Set out each line from the following listing that includes the word "this".

======== Provided data

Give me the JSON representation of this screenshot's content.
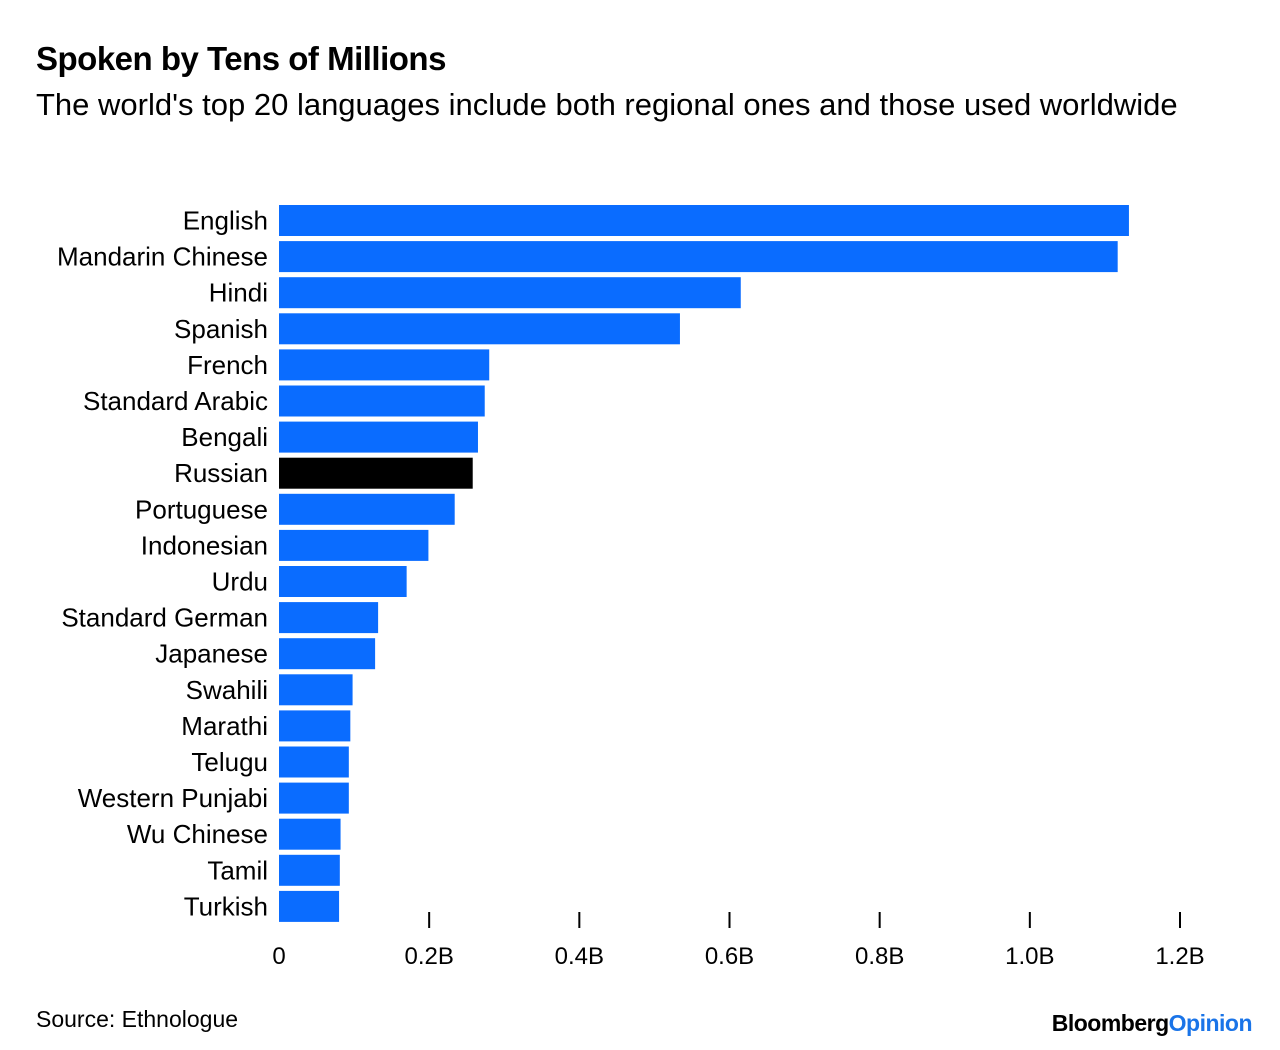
{
  "colors": {
    "bar": "#0a6cff",
    "highlight": "#000000",
    "brand_accent": "#1a74e8"
  },
  "footer": {
    "source": "Source: Ethnologue",
    "brand_part1": "Bloomberg",
    "brand_part2": "Opinion"
  },
  "chart_data": {
    "type": "bar",
    "orientation": "horizontal",
    "title": "Spoken by Tens of Millions",
    "subtitle": "The world's top 20 languages include both regional ones and those used worldwide",
    "xlabel": "",
    "ylabel": "",
    "xlim": [
      0,
      1.2
    ],
    "units": "billions of speakers",
    "ticks": [
      0,
      0.2,
      0.4,
      0.6,
      0.8,
      1.0,
      1.2
    ],
    "tick_labels": [
      "0",
      "0.2B",
      "0.4B",
      "0.6B",
      "0.8B",
      "1.0B",
      "1.2B"
    ],
    "highlight": "Russian",
    "categories": [
      "English",
      "Mandarin Chinese",
      "Hindi",
      "Spanish",
      "French",
      "Standard Arabic",
      "Bengali",
      "Russian",
      "Portuguese",
      "Indonesian",
      "Urdu",
      "Standard German",
      "Japanese",
      "Swahili",
      "Marathi",
      "Telugu",
      "Western Punjabi",
      "Wu Chinese",
      "Tamil",
      "Turkish"
    ],
    "values": [
      1.132,
      1.117,
      0.615,
      0.534,
      0.28,
      0.274,
      0.265,
      0.258,
      0.234,
      0.199,
      0.17,
      0.132,
      0.128,
      0.098,
      0.095,
      0.093,
      0.093,
      0.082,
      0.081,
      0.08
    ]
  }
}
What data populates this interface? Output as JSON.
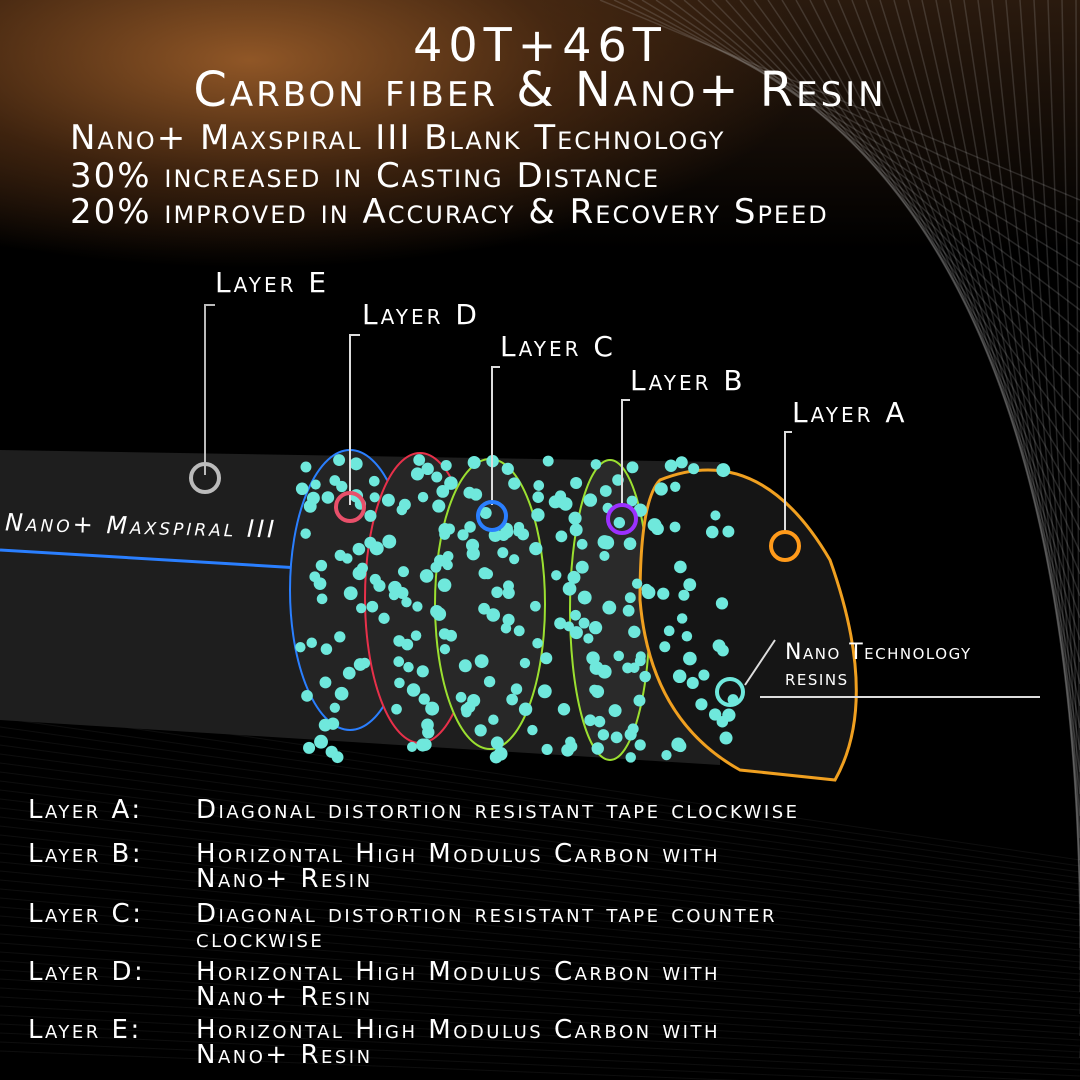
{
  "header": {
    "title": "40T+46T",
    "subtitle": "Carbon fiber & Nano+ Resin",
    "lines": [
      "Nano+ Maxspiral III Blank Technology",
      "30% increased in Casting Distance",
      "20% improved in Accuracy & Recovery Speed"
    ]
  },
  "diagram": {
    "rod_label": "Nano+ Maxspiral III",
    "layers": [
      {
        "label": "Layer E",
        "color": "#bbbbbb"
      },
      {
        "label": "Layer D",
        "color": "#e8506a"
      },
      {
        "label": "Layer C",
        "color": "#2a7fff"
      },
      {
        "label": "Layer B",
        "color": "#9b30ff"
      },
      {
        "label": "Layer A",
        "color": "#ff9a1a"
      }
    ],
    "resin_label_1": "Nano Technology",
    "resin_label_2": "resins",
    "resin_color": "#6fe8dc"
  },
  "descriptions": [
    {
      "key": "Layer A:",
      "text": "Diagonal distortion resistant tape clockwise",
      "text2": ""
    },
    {
      "key": "Layer B:",
      "text": "Horizontal High Modulus Carbon with",
      "text2": "Nano+ Resin"
    },
    {
      "key": "Layer C:",
      "text": "Diagonal distortion resistant tape counter",
      "text2": "clockwise"
    },
    {
      "key": "Layer D:",
      "text": "Horizontal High Modulus Carbon with",
      "text2": "Nano+ Resin"
    },
    {
      "key": "Layer E:",
      "text": "Horizontal High Modulus Carbon with",
      "text2": "Nano+ Resin"
    }
  ]
}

================

Response to the task:
Give me the JSON representation of this screenshot's content.
What data populates this interface? Output as JSON.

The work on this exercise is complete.